** Written task **
Repeat the listing in full, preserving every character.

** Material supplied **
·····
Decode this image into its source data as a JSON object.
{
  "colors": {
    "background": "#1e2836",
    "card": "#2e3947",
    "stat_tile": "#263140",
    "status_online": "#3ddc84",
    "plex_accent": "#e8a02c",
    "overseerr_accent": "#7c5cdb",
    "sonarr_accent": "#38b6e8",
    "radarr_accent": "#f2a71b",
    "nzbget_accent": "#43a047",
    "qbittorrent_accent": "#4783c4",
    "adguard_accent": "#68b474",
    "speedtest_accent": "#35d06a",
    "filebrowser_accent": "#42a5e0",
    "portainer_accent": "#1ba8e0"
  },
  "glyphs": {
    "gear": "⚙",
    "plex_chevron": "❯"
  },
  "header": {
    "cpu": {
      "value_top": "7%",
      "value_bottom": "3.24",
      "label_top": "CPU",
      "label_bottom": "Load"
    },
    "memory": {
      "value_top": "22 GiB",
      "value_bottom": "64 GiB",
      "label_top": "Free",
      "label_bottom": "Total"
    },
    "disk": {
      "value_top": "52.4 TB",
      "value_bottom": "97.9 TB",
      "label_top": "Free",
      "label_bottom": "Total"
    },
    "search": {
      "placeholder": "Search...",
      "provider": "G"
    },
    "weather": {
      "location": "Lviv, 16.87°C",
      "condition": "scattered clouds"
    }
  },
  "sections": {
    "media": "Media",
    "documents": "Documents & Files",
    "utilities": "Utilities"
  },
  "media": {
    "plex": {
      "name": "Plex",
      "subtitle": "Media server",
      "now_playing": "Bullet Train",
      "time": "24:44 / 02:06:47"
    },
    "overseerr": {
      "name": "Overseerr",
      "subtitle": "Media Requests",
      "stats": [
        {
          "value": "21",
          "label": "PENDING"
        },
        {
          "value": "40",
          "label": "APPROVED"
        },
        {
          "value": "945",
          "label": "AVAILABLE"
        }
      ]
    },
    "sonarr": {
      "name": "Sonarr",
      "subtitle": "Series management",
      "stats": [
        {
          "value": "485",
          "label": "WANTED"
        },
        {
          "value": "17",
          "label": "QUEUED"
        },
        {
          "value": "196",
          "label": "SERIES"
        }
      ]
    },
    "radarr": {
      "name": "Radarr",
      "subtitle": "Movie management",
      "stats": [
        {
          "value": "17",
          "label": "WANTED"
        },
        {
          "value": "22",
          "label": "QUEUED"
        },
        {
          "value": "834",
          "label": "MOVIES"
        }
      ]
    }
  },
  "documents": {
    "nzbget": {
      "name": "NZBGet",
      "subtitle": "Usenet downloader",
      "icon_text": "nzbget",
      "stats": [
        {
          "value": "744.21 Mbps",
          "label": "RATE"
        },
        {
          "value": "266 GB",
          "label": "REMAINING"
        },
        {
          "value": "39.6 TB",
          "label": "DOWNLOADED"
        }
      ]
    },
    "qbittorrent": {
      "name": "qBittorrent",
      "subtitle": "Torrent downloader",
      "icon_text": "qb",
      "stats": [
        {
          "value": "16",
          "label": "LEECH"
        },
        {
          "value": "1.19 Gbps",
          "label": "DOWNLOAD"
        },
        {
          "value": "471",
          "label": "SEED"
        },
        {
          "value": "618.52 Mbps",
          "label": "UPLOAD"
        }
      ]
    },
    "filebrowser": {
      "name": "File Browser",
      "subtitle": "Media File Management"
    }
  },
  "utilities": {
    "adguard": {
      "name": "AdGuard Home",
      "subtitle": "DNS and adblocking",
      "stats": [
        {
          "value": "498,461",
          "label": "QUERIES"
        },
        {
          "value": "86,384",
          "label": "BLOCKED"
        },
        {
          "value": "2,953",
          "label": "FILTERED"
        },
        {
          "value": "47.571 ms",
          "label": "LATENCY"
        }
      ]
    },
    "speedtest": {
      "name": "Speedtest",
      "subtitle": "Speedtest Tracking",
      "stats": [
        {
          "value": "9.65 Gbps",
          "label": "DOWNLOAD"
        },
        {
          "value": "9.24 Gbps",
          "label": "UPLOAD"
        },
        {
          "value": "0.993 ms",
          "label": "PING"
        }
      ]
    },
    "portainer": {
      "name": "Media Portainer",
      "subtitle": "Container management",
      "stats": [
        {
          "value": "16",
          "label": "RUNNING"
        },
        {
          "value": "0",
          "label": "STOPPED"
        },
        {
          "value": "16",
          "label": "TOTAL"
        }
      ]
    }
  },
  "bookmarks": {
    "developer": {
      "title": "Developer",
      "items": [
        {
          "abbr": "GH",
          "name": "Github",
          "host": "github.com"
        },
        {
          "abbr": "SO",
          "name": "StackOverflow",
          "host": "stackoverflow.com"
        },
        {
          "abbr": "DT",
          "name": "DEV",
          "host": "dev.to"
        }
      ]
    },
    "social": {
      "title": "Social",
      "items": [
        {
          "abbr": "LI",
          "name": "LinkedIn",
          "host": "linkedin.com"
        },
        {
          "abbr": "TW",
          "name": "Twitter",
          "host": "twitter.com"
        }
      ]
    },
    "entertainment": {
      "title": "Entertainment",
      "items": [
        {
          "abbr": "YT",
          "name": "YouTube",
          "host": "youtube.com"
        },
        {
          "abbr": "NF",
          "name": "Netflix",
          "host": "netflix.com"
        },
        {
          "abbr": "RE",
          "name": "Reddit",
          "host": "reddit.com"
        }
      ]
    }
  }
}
·····
** Written solution **
Decode this image into its source data as a JSON object.
{
  "colors": {
    "background": "#1e2836",
    "card": "#2e3947",
    "stat_tile": "#263140",
    "status_online": "#3ddc84",
    "plex_accent": "#e8a02c",
    "overseerr_accent": "#7c5cdb",
    "sonarr_accent": "#38b6e8",
    "radarr_accent": "#f2a71b",
    "nzbget_accent": "#43a047",
    "qbittorrent_accent": "#4783c4",
    "adguard_accent": "#68b474",
    "speedtest_accent": "#35d06a",
    "filebrowser_accent": "#42a5e0",
    "portainer_accent": "#1ba8e0"
  },
  "glyphs": {
    "gear": "⚙",
    "plex_chevron": "❯"
  },
  "header": {
    "cpu": {
      "value_top": "7%",
      "value_bottom": "3.24",
      "label_top": "CPU",
      "label_bottom": "Load"
    },
    "memory": {
      "value_top": "22 GiB",
      "value_bottom": "64 GiB",
      "label_top": "Free",
      "label_bottom": "Total"
    },
    "disk": {
      "value_top": "52.4 TB",
      "value_bottom": "97.9 TB",
      "label_top": "Free",
      "label_bottom": "Total"
    },
    "search": {
      "placeholder": "Search...",
      "provider": "G"
    },
    "weather": {
      "location": "Lviv, 16.87°C",
      "condition": "scattered clouds"
    }
  },
  "sections": {
    "media": "Media",
    "documents": "Documents & Files",
    "utilities": "Utilities"
  },
  "media": {
    "plex": {
      "name": "Plex",
      "subtitle": "Media server",
      "now_playing": "Bullet Train",
      "time": "24:44 / 02:06:47"
    },
    "overseerr": {
      "name": "Overseerr",
      "subtitle": "Media Requests",
      "stats": [
        {
          "value": "21",
          "label": "PENDING"
        },
        {
          "value": "40",
          "label": "APPROVED"
        },
        {
          "value": "945",
          "label": "AVAILABLE"
        }
      ]
    },
    "sonarr": {
      "name": "Sonarr",
      "subtitle": "Series management",
      "stats": [
        {
          "value": "485",
          "label": "WANTED"
        },
        {
          "value": "17",
          "label": "QUEUED"
        },
        {
          "value": "196",
          "label": "SERIES"
        }
      ]
    },
    "radarr": {
      "name": "Radarr",
      "subtitle": "Movie management",
      "stats": [
        {
          "value": "17",
          "label": "WANTED"
        },
        {
          "value": "22",
          "label": "QUEUED"
        },
        {
          "value": "834",
          "label": "MOVIES"
        }
      ]
    }
  },
  "documents": {
    "nzbget": {
      "name": "NZBGet",
      "subtitle": "Usenet downloader",
      "icon_text": "nzbget",
      "stats": [
        {
          "value": "744.21 Mbps",
          "label": "RATE"
        },
        {
          "value": "266 GB",
          "label": "REMAINING"
        },
        {
          "value": "39.6 TB",
          "label": "DOWNLOADED"
        }
      ]
    },
    "qbittorrent": {
      "name": "qBittorrent",
      "subtitle": "Torrent downloader",
      "icon_text": "qb",
      "stats": [
        {
          "value": "16",
          "label": "LEECH"
        },
        {
          "value": "1.19 Gbps",
          "label": "DOWNLOAD"
        },
        {
          "value": "471",
          "label": "SEED"
        },
        {
          "value": "618.52 Mbps",
          "label": "UPLOAD"
        }
      ]
    },
    "filebrowser": {
      "name": "File Browser",
      "subtitle": "Media File Management"
    }
  },
  "utilities": {
    "adguard": {
      "name": "AdGuard Home",
      "subtitle": "DNS and adblocking",
      "stats": [
        {
          "value": "498,461",
          "label": "QUERIES"
        },
        {
          "value": "86,384",
          "label": "BLOCKED"
        },
        {
          "value": "2,953",
          "label": "FILTERED"
        },
        {
          "value": "47.571 ms",
          "label": "LATENCY"
        }
      ]
    },
    "speedtest": {
      "name": "Speedtest",
      "subtitle": "Speedtest Tracking",
      "stats": [
        {
          "value": "9.65 Gbps",
          "label": "DOWNLOAD"
        },
        {
          "value": "9.24 Gbps",
          "label": "UPLOAD"
        },
        {
          "value": "0.993 ms",
          "label": "PING"
        }
      ]
    },
    "portainer": {
      "name": "Media Portainer",
      "subtitle": "Container management",
      "stats": [
        {
          "value": "16",
          "label": "RUNNING"
        },
        {
          "value": "0",
          "label": "STOPPED"
        },
        {
          "value": "16",
          "label": "TOTAL"
        }
      ]
    }
  },
  "bookmarks": {
    "developer": {
      "title": "Developer",
      "items": [
        {
          "abbr": "GH",
          "name": "Github",
          "host": "github.com"
        },
        {
          "abbr": "SO",
          "name": "StackOverflow",
          "host": "stackoverflow.com"
        },
        {
          "abbr": "DT",
          "name": "DEV",
          "host": "dev.to"
        }
      ]
    },
    "social": {
      "title": "Social",
      "items": [
        {
          "abbr": "LI",
          "name": "LinkedIn",
          "host": "linkedin.com"
        },
        {
          "abbr": "TW",
          "name": "Twitter",
          "host": "twitter.com"
        }
      ]
    },
    "entertainment": {
      "title": "Entertainment",
      "items": [
        {
          "abbr": "YT",
          "name": "YouTube",
          "host": "youtube.com"
        },
        {
          "abbr": "NF",
          "name": "Netflix",
          "host": "netflix.com"
        },
        {
          "abbr": "RE",
          "name": "Reddit",
          "host": "reddit.com"
        }
      ]
    }
  }
}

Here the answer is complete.